> [SET TASK]:
For each line below that contains the string "Tail", copy that line.

(Collected data)
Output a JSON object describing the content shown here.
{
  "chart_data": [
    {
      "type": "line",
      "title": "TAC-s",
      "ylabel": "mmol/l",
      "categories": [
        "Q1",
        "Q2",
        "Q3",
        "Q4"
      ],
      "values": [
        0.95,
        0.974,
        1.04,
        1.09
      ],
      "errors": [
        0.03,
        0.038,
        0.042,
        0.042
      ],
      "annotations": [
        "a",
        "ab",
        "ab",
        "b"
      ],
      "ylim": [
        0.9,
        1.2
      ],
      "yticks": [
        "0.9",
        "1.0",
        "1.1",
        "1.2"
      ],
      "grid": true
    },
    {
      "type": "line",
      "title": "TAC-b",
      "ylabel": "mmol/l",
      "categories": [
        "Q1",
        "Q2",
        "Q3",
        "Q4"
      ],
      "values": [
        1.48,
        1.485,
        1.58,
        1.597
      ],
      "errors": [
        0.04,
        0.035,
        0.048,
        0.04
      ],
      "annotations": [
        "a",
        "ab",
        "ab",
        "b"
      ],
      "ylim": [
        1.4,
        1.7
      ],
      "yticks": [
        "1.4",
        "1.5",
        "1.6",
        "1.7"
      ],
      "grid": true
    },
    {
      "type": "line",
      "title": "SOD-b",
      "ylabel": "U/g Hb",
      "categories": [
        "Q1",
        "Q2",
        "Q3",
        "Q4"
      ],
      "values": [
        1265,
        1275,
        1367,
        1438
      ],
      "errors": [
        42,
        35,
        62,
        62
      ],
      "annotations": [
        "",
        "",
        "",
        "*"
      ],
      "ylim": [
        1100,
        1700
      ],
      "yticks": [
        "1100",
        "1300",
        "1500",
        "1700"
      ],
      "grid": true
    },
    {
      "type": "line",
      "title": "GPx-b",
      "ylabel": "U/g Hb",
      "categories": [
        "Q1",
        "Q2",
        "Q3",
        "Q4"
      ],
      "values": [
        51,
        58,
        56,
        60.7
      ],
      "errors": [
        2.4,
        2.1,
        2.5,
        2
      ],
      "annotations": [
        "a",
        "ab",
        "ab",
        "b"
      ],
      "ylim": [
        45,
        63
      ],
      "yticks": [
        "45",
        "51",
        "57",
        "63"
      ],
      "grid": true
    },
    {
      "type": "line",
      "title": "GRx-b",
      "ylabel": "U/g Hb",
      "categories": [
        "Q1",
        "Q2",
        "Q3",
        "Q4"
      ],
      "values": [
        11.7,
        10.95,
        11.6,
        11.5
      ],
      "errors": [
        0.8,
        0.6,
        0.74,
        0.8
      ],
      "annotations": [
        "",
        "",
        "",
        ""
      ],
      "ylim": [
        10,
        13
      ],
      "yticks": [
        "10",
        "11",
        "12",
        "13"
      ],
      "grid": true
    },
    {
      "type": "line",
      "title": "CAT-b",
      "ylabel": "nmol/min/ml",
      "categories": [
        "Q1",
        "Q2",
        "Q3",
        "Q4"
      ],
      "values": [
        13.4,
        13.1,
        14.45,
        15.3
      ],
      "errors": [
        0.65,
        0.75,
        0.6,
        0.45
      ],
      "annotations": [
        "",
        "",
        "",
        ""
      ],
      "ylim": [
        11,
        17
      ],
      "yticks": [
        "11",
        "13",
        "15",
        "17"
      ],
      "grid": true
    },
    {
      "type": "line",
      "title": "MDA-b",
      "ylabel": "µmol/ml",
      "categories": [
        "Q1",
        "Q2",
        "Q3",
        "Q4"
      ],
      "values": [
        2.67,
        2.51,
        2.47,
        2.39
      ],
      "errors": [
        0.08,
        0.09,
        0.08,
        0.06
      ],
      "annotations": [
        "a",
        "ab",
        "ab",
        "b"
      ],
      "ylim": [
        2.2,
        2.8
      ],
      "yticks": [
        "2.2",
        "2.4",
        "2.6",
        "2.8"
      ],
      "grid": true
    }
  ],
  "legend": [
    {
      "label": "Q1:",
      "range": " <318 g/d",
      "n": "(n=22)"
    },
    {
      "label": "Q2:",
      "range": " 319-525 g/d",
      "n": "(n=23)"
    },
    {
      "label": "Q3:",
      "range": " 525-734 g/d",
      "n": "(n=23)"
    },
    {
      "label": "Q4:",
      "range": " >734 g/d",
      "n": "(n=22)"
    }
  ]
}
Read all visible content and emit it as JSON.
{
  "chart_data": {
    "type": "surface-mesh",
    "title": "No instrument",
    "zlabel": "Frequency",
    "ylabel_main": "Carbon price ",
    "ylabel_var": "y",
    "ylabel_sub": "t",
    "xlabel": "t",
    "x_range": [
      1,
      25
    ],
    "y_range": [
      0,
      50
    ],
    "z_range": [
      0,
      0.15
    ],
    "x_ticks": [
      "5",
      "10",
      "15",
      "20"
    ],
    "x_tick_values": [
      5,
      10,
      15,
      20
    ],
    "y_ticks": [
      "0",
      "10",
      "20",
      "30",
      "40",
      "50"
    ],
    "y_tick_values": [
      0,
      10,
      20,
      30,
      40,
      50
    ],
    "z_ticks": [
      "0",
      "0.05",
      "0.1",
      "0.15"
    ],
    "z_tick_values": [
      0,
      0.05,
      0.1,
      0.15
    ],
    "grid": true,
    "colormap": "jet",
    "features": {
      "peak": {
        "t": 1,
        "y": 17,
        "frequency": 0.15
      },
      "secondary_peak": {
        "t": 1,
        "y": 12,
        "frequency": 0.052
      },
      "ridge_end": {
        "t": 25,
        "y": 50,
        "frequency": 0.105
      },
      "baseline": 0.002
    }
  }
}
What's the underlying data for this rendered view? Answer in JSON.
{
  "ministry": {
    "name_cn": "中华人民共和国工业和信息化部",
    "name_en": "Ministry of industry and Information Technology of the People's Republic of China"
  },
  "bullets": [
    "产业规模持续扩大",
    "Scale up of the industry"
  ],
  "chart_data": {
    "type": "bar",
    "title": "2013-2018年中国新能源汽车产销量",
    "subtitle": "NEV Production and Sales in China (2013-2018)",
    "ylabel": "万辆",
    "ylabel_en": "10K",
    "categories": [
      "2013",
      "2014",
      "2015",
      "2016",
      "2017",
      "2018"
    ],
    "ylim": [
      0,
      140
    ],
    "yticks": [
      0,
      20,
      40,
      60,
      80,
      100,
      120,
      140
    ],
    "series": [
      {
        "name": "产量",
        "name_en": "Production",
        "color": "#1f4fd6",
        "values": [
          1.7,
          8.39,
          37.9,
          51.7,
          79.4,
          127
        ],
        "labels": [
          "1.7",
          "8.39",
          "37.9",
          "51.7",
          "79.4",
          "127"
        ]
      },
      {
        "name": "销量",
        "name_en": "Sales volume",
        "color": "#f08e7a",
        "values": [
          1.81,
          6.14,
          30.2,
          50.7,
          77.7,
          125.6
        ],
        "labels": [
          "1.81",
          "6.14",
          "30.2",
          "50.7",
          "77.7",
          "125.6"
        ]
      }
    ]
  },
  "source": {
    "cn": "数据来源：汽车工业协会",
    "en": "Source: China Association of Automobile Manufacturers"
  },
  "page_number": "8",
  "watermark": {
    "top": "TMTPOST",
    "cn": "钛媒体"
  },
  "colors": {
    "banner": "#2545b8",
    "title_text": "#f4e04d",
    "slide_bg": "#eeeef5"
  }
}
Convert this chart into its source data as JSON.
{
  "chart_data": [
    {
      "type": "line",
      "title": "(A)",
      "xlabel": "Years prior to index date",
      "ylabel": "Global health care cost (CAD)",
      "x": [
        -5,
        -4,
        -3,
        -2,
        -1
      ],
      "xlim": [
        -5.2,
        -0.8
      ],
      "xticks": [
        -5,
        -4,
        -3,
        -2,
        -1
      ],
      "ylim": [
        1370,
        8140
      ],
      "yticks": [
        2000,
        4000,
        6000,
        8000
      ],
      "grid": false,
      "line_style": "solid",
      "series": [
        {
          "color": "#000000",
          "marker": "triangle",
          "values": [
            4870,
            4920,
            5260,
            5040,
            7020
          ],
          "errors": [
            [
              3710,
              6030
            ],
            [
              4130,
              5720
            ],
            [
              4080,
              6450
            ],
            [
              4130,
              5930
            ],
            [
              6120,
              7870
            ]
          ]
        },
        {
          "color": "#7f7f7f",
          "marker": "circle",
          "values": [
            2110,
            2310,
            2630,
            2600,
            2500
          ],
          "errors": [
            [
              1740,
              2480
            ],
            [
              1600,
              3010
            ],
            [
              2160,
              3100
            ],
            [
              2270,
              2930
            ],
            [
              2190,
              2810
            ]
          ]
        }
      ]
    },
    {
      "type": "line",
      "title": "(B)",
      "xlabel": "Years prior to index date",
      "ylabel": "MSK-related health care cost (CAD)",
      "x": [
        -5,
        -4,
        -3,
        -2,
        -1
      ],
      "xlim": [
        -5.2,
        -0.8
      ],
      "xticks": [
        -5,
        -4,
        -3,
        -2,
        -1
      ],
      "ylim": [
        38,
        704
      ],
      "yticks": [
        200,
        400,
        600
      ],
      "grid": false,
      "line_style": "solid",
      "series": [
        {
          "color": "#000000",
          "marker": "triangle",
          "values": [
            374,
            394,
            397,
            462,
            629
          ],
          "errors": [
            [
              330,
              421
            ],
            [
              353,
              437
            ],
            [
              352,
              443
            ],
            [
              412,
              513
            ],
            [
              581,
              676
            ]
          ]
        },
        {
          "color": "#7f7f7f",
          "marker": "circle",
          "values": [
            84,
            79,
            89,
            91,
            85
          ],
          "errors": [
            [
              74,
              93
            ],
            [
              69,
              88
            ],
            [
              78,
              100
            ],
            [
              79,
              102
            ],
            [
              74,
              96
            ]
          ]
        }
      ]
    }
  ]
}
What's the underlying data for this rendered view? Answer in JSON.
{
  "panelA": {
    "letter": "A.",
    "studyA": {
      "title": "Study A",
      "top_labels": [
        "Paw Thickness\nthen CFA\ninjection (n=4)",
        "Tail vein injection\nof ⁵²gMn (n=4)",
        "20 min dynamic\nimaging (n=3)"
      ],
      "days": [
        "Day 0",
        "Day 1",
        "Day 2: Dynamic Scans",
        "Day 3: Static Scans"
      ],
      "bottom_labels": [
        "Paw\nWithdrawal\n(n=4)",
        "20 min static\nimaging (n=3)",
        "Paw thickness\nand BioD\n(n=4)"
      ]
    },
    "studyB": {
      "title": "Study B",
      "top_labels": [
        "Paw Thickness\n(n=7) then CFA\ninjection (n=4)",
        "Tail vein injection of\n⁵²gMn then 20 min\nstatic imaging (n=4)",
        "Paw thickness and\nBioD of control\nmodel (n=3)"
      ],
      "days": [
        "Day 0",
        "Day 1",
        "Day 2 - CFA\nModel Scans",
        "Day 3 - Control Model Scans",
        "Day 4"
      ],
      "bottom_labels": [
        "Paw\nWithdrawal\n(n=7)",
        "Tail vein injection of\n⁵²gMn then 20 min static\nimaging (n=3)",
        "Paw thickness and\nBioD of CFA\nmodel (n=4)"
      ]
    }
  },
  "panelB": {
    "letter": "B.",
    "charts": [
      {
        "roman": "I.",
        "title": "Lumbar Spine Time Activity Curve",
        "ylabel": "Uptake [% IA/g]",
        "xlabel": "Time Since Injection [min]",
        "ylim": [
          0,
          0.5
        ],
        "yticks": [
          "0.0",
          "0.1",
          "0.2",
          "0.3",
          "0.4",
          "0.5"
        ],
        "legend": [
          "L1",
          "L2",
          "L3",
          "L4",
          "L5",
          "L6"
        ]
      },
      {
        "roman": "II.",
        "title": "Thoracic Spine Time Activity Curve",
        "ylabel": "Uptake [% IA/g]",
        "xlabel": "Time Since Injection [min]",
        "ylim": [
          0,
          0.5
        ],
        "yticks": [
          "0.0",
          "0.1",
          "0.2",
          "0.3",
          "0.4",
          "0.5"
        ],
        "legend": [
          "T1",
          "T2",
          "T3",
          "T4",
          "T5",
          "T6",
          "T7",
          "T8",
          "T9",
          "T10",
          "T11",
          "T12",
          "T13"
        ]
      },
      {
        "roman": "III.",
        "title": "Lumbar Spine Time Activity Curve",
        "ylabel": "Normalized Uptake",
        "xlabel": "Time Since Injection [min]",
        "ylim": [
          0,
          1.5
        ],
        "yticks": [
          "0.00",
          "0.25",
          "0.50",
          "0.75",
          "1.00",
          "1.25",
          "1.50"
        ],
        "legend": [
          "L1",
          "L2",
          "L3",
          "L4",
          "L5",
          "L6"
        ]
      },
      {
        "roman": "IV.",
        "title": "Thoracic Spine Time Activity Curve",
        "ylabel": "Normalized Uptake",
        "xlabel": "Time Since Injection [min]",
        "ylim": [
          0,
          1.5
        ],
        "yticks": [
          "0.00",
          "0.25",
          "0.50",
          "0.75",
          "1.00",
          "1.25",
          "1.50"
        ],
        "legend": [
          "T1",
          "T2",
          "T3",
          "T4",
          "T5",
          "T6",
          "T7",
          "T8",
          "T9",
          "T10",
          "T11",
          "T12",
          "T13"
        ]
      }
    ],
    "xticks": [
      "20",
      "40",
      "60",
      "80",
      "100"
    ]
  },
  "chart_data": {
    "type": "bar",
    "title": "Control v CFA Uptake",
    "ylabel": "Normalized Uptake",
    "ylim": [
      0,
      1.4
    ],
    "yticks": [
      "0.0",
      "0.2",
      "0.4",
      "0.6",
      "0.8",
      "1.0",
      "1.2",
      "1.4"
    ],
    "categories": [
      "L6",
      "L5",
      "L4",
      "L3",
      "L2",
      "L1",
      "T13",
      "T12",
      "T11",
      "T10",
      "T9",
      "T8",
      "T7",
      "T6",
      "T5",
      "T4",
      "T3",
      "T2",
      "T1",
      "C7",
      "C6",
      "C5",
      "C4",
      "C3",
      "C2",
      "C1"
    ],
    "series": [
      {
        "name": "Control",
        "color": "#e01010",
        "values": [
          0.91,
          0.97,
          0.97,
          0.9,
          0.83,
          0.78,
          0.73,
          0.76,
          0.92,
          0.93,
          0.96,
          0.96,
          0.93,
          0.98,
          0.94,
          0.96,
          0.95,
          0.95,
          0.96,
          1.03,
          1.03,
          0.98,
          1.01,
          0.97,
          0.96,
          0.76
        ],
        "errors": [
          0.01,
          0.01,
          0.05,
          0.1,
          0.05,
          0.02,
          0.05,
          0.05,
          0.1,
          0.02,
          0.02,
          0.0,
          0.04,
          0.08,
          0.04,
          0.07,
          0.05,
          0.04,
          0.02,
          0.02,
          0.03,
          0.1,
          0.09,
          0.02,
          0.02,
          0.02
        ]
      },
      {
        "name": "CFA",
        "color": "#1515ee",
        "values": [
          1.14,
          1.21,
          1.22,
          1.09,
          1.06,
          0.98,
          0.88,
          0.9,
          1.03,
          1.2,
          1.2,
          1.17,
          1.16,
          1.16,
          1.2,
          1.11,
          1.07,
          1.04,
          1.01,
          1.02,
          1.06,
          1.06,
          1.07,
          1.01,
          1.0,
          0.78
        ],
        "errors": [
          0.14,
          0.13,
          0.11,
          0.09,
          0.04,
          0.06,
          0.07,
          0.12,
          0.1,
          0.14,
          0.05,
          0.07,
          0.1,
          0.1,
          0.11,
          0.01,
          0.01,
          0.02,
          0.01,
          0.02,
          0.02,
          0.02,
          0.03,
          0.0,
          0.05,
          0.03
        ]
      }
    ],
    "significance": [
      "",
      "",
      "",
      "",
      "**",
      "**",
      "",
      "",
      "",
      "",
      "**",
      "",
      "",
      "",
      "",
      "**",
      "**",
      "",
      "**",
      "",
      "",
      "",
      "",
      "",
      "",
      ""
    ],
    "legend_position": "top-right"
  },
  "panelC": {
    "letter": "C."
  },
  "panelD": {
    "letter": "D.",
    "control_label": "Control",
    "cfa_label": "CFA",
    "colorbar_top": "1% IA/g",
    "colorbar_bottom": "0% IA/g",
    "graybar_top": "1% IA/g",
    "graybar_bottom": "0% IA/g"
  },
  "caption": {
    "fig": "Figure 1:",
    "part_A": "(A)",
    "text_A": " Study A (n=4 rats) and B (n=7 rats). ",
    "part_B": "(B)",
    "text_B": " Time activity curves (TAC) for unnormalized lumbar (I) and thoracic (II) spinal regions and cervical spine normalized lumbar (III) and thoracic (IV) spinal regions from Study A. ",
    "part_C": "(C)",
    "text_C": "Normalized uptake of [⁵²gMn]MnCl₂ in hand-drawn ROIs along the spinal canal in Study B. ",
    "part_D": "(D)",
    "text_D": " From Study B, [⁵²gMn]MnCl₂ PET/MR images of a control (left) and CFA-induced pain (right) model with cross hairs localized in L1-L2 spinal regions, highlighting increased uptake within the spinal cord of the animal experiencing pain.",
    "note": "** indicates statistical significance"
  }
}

> [SOLVED EXERCISE]:
        "Tail vein injection\nof ⁵²gMn (n=4)",
        "Tail vein injection of\n⁵²gMn then 20 min\nstatic imaging (n=4)",
        "Tail vein injection of\n⁵²gMn then 20 min static\nimaging (n=3)",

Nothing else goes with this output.